### The problem
In the entries below, identify every line with the string "rent" and copy it.

### Extracted entries
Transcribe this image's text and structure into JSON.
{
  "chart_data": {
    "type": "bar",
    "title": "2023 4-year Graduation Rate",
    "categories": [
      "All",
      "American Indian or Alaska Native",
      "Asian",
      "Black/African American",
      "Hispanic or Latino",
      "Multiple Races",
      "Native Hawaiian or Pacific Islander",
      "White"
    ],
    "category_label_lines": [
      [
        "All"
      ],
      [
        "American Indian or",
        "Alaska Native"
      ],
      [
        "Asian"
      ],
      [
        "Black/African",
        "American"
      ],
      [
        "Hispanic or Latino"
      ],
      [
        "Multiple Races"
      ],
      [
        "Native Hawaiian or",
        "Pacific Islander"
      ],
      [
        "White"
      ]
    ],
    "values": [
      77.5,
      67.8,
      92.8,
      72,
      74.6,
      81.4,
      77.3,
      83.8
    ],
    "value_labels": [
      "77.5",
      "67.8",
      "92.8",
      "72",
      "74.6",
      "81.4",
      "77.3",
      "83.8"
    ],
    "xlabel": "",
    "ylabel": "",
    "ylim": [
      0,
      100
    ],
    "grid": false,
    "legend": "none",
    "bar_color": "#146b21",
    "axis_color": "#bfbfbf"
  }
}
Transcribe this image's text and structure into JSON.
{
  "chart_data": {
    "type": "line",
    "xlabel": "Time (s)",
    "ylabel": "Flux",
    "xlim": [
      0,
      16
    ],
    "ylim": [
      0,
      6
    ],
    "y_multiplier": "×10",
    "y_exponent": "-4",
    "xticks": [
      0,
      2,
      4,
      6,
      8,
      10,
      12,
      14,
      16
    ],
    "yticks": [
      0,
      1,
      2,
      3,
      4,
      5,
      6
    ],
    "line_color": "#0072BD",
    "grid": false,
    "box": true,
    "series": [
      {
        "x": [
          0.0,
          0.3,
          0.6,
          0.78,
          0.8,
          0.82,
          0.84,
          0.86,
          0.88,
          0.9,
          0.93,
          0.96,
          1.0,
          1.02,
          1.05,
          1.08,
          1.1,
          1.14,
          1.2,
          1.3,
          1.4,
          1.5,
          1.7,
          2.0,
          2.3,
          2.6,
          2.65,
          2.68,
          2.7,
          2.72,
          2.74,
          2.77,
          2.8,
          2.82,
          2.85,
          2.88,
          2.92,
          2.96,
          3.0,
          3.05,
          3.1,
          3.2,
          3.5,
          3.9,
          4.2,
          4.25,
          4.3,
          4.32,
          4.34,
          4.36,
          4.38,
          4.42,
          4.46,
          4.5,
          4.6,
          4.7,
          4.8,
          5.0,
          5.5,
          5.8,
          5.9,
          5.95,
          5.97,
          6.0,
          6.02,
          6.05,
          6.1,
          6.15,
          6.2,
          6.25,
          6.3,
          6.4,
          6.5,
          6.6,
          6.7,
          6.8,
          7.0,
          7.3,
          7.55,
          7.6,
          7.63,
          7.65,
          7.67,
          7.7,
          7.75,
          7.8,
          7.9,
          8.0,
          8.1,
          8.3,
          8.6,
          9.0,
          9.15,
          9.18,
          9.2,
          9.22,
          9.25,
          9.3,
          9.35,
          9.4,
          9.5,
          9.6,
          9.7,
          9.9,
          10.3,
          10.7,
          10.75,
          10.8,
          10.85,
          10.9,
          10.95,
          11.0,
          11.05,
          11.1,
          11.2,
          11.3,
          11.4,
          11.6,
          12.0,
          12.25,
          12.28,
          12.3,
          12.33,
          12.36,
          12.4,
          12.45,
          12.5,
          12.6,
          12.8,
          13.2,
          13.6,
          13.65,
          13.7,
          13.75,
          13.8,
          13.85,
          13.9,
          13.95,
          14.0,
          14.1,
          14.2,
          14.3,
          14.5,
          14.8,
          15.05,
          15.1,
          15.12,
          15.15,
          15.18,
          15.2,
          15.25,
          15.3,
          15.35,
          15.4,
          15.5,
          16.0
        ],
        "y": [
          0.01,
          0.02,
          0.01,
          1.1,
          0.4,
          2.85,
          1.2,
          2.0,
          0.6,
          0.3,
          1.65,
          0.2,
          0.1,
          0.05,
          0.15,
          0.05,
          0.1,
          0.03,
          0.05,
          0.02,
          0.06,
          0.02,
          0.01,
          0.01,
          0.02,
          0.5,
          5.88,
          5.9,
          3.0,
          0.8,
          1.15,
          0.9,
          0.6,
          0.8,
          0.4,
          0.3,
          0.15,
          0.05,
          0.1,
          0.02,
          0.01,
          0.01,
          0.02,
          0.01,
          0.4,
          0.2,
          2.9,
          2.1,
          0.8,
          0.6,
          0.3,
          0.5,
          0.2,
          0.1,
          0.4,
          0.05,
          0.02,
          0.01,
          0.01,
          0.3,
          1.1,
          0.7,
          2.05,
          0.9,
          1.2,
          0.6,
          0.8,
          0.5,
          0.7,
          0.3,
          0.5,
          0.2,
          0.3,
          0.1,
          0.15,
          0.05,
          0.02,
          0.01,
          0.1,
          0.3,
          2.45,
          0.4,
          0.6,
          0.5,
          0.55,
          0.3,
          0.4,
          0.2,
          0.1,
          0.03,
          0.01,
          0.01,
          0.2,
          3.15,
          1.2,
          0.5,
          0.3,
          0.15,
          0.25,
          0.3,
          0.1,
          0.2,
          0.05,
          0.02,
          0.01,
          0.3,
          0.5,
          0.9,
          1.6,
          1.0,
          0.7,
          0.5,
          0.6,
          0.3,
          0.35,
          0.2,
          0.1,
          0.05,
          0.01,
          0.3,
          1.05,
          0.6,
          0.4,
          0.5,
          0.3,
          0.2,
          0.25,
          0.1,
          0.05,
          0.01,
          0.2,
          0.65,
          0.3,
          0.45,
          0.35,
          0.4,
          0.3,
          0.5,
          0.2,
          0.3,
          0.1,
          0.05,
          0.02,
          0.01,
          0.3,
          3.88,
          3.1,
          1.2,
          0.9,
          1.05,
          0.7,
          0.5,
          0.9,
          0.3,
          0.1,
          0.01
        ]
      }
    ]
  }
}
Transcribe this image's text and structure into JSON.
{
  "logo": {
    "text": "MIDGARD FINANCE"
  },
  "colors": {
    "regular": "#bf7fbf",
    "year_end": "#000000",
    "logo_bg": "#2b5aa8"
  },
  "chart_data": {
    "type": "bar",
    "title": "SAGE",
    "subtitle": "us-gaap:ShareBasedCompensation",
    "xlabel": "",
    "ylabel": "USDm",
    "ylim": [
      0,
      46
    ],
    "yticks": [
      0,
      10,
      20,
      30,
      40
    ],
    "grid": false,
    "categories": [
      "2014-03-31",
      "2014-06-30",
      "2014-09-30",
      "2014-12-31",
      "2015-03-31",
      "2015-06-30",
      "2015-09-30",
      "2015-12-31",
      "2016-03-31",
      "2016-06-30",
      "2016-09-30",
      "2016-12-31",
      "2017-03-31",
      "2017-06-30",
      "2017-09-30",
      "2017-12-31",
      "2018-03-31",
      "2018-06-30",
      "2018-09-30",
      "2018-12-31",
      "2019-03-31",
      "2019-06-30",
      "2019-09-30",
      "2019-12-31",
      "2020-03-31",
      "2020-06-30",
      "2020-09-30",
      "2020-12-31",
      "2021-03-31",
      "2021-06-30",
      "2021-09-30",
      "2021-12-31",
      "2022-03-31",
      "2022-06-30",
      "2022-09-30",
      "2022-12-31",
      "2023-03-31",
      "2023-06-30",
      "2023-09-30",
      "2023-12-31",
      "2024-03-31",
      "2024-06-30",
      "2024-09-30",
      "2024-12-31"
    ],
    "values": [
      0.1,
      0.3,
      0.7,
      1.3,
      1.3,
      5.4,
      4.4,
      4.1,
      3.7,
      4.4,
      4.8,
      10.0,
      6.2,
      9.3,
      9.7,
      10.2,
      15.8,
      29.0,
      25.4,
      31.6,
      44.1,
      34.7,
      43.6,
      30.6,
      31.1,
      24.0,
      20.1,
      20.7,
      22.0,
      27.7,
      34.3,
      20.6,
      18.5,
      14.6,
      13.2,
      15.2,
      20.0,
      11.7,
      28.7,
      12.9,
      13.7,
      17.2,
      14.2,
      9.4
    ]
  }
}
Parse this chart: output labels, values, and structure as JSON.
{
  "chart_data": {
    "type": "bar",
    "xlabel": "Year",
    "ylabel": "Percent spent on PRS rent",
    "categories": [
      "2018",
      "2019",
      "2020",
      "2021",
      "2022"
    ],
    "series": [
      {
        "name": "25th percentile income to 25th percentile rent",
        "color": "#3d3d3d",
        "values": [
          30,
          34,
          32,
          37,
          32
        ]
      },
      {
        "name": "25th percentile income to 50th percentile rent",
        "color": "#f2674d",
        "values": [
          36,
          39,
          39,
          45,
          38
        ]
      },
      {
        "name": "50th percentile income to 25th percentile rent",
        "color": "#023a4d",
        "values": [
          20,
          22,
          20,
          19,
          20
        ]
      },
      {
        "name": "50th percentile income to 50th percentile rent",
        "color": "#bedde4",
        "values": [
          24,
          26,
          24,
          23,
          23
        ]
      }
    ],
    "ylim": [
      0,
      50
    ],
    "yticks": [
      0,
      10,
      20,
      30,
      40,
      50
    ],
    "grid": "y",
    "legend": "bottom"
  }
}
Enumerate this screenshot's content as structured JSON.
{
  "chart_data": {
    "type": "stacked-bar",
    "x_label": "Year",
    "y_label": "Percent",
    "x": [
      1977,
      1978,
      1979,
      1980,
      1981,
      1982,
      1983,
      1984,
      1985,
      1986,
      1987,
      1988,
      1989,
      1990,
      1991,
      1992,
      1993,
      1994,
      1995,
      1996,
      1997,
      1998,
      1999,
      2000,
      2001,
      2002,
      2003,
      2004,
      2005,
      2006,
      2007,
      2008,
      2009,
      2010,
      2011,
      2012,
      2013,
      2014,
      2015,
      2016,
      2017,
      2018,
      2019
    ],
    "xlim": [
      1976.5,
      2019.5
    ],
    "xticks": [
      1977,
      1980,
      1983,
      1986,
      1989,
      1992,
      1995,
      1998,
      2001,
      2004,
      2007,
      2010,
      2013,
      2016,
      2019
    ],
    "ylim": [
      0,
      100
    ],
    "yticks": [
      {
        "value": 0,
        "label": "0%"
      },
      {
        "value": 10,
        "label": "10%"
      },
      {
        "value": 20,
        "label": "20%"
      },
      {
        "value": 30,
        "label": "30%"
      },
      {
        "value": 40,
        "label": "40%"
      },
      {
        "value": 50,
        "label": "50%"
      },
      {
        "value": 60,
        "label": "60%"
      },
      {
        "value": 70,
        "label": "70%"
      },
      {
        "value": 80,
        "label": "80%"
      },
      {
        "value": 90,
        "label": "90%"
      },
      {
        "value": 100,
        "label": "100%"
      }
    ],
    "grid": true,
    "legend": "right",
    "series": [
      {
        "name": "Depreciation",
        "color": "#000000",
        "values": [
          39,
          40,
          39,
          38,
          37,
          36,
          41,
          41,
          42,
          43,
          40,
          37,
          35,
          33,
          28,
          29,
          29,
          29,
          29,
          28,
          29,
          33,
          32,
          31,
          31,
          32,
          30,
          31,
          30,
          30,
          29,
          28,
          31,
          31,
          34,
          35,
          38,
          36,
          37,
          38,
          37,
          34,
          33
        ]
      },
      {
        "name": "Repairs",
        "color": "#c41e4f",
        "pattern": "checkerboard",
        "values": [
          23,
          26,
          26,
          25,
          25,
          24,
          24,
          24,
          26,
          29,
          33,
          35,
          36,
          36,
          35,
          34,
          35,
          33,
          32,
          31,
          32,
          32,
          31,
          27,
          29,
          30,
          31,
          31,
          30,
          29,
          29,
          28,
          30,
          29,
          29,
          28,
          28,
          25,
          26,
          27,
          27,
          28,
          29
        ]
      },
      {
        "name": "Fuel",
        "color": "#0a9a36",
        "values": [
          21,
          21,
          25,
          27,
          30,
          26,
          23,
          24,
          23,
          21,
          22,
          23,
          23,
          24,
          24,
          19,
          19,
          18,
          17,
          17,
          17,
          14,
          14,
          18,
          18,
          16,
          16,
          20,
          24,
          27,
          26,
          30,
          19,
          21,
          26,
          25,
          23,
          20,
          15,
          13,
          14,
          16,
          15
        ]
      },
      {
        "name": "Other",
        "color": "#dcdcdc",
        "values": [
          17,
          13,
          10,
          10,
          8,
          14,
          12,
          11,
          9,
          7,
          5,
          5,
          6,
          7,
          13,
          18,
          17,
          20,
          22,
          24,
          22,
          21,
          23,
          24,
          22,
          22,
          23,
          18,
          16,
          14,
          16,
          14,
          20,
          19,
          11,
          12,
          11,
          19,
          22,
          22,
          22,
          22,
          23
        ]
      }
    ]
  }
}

### Exercise answer
    "ylabel": "Percent spent on PRS rent",
        "name": "25th percentile income to 25th percentile rent",
        "name": "25th percentile income to 50th percentile rent",
        "name": "50th percentile income to 25th percentile rent",
        "name": "50th percentile income to 50th percentile rent",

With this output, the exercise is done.